-- EXERCISE --
Lines that hold the word "PERCENTILE" should be located and copied.

-- DATA RECORDS --
##########

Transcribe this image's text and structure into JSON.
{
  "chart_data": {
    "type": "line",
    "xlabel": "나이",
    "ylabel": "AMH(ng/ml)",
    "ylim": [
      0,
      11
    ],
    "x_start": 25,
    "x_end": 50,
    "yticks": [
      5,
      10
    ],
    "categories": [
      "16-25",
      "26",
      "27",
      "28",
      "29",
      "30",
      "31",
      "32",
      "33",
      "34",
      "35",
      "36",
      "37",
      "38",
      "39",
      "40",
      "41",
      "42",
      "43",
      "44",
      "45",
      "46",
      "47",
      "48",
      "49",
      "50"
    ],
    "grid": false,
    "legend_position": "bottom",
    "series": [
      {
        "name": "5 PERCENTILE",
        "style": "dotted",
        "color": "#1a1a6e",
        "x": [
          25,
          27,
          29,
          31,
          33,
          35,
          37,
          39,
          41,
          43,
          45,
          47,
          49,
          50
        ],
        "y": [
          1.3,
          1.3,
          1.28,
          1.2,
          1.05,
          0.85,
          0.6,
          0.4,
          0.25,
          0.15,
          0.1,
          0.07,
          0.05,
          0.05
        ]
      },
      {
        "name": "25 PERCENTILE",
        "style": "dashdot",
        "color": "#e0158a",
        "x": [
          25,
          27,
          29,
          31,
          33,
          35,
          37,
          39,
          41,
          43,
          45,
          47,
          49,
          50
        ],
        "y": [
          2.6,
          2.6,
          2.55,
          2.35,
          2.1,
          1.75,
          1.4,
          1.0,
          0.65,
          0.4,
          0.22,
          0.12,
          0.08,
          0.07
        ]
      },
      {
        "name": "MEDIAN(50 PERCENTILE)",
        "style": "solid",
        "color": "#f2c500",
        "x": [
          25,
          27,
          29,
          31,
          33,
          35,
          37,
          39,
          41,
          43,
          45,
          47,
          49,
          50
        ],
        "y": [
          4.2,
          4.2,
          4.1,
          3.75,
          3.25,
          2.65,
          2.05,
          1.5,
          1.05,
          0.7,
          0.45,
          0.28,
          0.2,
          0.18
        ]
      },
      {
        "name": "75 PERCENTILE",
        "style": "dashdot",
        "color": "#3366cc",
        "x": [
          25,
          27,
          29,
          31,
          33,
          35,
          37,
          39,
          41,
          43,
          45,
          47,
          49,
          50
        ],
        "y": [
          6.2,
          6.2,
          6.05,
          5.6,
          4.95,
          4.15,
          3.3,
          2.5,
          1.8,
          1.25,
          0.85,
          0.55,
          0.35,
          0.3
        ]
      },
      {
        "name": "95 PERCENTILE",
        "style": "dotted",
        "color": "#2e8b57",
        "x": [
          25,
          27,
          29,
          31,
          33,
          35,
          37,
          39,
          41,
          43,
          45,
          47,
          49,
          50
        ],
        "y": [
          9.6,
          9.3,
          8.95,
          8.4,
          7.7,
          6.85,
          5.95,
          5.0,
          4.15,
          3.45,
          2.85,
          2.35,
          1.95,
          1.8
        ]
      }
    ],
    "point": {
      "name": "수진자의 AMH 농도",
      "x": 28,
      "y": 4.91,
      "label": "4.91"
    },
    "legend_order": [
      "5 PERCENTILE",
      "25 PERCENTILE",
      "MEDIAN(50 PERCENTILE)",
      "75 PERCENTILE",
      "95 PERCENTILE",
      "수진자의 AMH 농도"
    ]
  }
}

##########

-- EXERCISE RESULT --
        "name": "5 PERCENTILE",
        "name": "25 PERCENTILE",
        "name": "MEDIAN(50 PERCENTILE)",
        "name": "75 PERCENTILE",
        "name": "95 PERCENTILE",
      "5 PERCENTILE",
      "25 PERCENTILE",
      "MEDIAN(50 PERCENTILE)",
      "75 PERCENTILE",
      "95 PERCENTILE",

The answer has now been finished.